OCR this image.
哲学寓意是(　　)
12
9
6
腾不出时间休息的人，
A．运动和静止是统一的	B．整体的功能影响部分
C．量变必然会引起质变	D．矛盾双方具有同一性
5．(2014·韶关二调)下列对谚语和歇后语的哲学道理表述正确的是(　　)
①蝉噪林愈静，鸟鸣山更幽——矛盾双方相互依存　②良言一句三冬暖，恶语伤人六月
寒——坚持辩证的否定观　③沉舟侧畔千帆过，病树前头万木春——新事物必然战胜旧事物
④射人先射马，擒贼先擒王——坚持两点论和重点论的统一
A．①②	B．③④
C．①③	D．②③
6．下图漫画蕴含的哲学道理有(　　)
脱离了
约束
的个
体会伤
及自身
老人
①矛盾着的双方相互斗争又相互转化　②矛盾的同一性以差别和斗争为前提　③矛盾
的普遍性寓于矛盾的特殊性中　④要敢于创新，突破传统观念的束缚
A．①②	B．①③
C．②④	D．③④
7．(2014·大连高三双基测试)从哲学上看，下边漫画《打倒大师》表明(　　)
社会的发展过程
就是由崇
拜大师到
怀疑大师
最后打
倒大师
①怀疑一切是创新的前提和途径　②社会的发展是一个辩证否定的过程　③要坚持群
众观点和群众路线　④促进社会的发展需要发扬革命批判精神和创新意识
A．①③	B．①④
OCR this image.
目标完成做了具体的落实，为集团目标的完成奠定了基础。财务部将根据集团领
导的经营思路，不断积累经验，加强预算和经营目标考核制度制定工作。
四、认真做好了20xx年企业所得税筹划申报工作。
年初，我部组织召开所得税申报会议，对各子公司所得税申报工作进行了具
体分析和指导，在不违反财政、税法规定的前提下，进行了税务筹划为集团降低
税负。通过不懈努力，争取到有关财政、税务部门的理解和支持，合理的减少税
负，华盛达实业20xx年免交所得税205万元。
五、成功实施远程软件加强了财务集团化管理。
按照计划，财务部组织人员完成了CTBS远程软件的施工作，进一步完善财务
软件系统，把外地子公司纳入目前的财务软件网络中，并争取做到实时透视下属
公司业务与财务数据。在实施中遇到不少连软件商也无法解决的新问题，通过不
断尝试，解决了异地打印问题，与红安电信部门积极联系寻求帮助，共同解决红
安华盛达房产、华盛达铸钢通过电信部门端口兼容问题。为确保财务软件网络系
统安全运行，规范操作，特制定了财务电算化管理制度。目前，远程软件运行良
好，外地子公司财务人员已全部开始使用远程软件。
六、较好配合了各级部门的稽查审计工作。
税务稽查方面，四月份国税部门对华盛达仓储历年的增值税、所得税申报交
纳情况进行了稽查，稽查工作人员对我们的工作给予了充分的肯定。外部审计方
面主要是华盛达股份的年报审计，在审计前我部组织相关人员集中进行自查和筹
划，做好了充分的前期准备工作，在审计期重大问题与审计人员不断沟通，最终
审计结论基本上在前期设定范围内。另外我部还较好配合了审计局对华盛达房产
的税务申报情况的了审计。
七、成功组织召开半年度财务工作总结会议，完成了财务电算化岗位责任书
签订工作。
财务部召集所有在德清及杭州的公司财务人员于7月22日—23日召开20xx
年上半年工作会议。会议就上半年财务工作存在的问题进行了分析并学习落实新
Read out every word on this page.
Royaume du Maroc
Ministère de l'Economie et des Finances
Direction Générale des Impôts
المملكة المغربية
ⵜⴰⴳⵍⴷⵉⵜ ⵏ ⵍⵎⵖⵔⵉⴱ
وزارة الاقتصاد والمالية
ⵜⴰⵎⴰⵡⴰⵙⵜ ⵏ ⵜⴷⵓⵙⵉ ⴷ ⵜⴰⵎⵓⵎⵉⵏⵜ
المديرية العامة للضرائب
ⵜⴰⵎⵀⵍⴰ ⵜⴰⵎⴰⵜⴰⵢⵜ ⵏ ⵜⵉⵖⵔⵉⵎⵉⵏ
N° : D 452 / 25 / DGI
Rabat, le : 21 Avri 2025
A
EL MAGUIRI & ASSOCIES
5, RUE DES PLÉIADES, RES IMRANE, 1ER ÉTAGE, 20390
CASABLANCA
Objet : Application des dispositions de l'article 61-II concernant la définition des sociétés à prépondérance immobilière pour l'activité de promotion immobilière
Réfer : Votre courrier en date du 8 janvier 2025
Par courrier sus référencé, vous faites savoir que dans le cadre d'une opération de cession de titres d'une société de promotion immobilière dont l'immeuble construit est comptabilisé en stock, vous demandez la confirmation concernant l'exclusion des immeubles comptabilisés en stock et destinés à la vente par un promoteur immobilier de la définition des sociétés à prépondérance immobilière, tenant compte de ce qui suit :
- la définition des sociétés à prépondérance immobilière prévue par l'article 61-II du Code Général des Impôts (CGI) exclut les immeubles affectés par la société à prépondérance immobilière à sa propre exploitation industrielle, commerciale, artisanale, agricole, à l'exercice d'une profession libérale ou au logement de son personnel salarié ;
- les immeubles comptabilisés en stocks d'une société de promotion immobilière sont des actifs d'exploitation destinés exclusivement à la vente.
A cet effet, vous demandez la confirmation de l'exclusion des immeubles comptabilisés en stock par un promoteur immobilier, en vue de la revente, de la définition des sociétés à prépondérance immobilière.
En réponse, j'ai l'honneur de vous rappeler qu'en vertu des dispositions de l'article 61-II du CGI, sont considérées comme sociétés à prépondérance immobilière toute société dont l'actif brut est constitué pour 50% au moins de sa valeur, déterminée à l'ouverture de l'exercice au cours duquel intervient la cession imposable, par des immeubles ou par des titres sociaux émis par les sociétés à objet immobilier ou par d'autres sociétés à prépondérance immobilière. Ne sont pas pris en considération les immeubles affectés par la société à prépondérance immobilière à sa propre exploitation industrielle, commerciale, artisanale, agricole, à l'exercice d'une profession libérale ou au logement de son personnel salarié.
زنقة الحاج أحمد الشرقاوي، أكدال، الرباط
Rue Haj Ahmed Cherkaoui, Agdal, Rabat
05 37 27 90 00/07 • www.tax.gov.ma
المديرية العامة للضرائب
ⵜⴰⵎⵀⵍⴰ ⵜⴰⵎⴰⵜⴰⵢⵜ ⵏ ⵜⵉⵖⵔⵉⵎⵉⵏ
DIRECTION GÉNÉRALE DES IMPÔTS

■ **Written request**
Every record should be given again exactly.

■ **Response**
OCR this image.
哲学寓意是(　　)
12
9
6
腾不出时间休息的人，
A．运动和静止是统一的	B．整体的功能影响部分
C．量变必然会引起质变	D．矛盾双方具有同一性
5．(2014·韶关二调)下列对谚语和歇后语的哲学道理表述正确的是(　　)
①蝉噪林愈静，鸟鸣山更幽——矛盾双方相互依存　②良言一句三冬暖，恶语伤人六月
寒——坚持辩证的否定观　③沉舟侧畔千帆过，病树前头万木春——新事物必然战胜旧事物
④射人先射马，擒贼先擒王——坚持两点论和重点论的统一
A．①②	B．③④
C．①③	D．②③
6．下图漫画蕴含的哲学道理有(　　)
脱离了
约束
的个
体会伤
及自身
老人
①矛盾着的双方相互斗争又相互转化　②矛盾的同一性以差别和斗争为前提　③矛盾
的普遍性寓于矛盾的特殊性中　④要敢于创新，突破传统观念的束缚
A．①②	B．①③
C．②④	D．③④
7．(2014·大连高三双基测试)从哲学上看，下边漫画《打倒大师》表明(　　)
社会的发展过程
就是由崇
拜大师到
怀疑大师
最后打
倒大师
①怀疑一切是创新的前提和途径　②社会的发展是一个辩证否定的过程　③要坚持群
众观点和群众路线　④促进社会的发展需要发扬革命批判精神和创新意识
A．①③	B．①④
OCR this image.
目标完成做了具体的落实，为集团目标的完成奠定了基础。财务部将根据集团领
导的经营思路，不断积累经验，加强预算和经营目标考核制度制定工作。
四、认真做好了20xx年企业所得税筹划申报工作。
年初，我部组织召开所得税申报会议，对各子公司所得税申报工作进行了具
体分析和指导，在不违反财政、税法规定的前提下，进行了税务筹划为集团降低
税负。通过不懈努力，争取到有关财政、税务部门的理解和支持，合理的减少税
负，华盛达实业20xx年免交所得税205万元。
五、成功实施远程软件加强了财务集团化管理。
按照计划，财务部组织人员完成了CTBS远程软件的施工作，进一步完善财务
软件系统，把外地子公司纳入目前的财务软件网络中，并争取做到实时透视下属
公司业务与财务数据。在实施中遇到不少连软件商也无法解决的新问题，通过不
断尝试，解决了异地打印问题，与红安电信部门积极联系寻求帮助，共同解决红
安华盛达房产、华盛达铸钢通过电信部门端口兼容问题。为确保财务软件网络系
统安全运行，规范操作，特制定了财务电算化管理制度。目前，远程软件运行良
好，外地子公司财务人员已全部开始使用远程软件。
六、较好配合了各级部门的稽查审计工作。
税务稽查方面，四月份国税部门对华盛达仓储历年的增值税、所得税申报交
纳情况进行了稽查，稽查工作人员对我们的工作给予了充分的肯定。外部审计方
面主要是华盛达股份的年报审计，在审计前我部组织相关人员集中进行自查和筹
划，做好了充分的前期准备工作，在审计期重大问题与审计人员不断沟通，最终
审计结论基本上在前期设定范围内。另外我部还较好配合了审计局对华盛达房产
的税务申报情况的了审计。
七、成功组织召开半年度财务工作总结会议，完成了财务电算化岗位责任书
签订工作。
财务部召集所有在德清及杭州的公司财务人员于7月22日—23日召开20xx
年上半年工作会议。会议就上半年财务工作存在的问题进行了分析并学习落实新
Read out every word on this page.
Royaume du Maroc
Ministère de l'Economie et des Finances
Direction Générale des Impôts
المملكة المغربية
ⵜⴰⴳⵍⴷⵉⵜ ⵏ ⵍⵎⵖⵔⵉⴱ
وزارة الاقتصاد والمالية
ⵜⴰⵎⴰⵡⴰⵙⵜ ⵏ ⵜⴷⵓⵙⵉ ⴷ ⵜⴰⵎⵓⵎⵉⵏⵜ
المديرية العامة للضرائب
ⵜⴰⵎⵀⵍⴰ ⵜⴰⵎⴰⵜⴰⵢⵜ ⵏ ⵜⵉⵖⵔⵉⵎⵉⵏ
N° : D 452 / 25 / DGI
Rabat, le : 21 Avri 2025
A
EL MAGUIRI & ASSOCIES
5, RUE DES PLÉIADES, RES IMRANE, 1ER ÉTAGE, 20390
CASABLANCA
Objet : Application des dispositions de l'article 61-II concernant la définition des sociétés à prépondérance immobilière pour l'activité de promotion immobilière
Réfer : Votre courrier en date du 8 janvier 2025
Par courrier sus référencé, vous faites savoir que dans le cadre d'une opération de cession de titres d'une société de promotion immobilière dont l'immeuble construit est comptabilisé en stock, vous demandez la confirmation concernant l'exclusion des immeubles comptabilisés en stock et destinés à la vente par un promoteur immobilier de la définition des sociétés à prépondérance immobilière, tenant compte de ce qui suit :
- la définition des sociétés à prépondérance immobilière prévue par l'article 61-II du Code Général des Impôts (CGI) exclut les immeubles affectés par la société à prépondérance immobilière à sa propre exploitation industrielle, commerciale, artisanale, agricole, à l'exercice d'une profession libérale ou au logement de son personnel salarié ;
- les immeubles comptabilisés en stocks d'une société de promotion immobilière sont des actifs d'exploitation destinés exclusivement à la vente.
A cet effet, vous demandez la confirmation de l'exclusion des immeubles comptabilisés en stock par un promoteur immobilier, en vue de la revente, de la définition des sociétés à prépondérance immobilière.
En réponse, j'ai l'honneur de vous rappeler qu'en vertu des dispositions de l'article 61-II du CGI, sont considérées comme sociétés à prépondérance immobilière toute société dont l'actif brut est constitué pour 50% au moins de sa valeur, déterminée à l'ouverture de l'exercice au cours duquel intervient la cession imposable, par des immeubles ou par des titres sociaux émis par les sociétés à objet immobilier ou par d'autres sociétés à prépondérance immobilière. Ne sont pas pris en considération les immeubles affectés par la société à prépondérance immobilière à sa propre exploitation industrielle, commerciale, artisanale, agricole, à l'exercice d'une profession libérale ou au logement de son personnel salarié.
زنقة الحاج أحمد الشرقاوي، أكدال، الرباط
Rue Haj Ahmed Cherkaoui, Agdal, Rabat
05 37 27 90 00/07 • www.tax.gov.ma
المديرية العامة للضرائب
ⵜⴰⵎⵀⵍⴰ ⵜⴰⵎⴰⵜⴰⵢⵜ ⵏ ⵜⵉⵖⵔⵉⵎⵉⵏ
DIRECTION GÉNÉRALE DES IMPÔTS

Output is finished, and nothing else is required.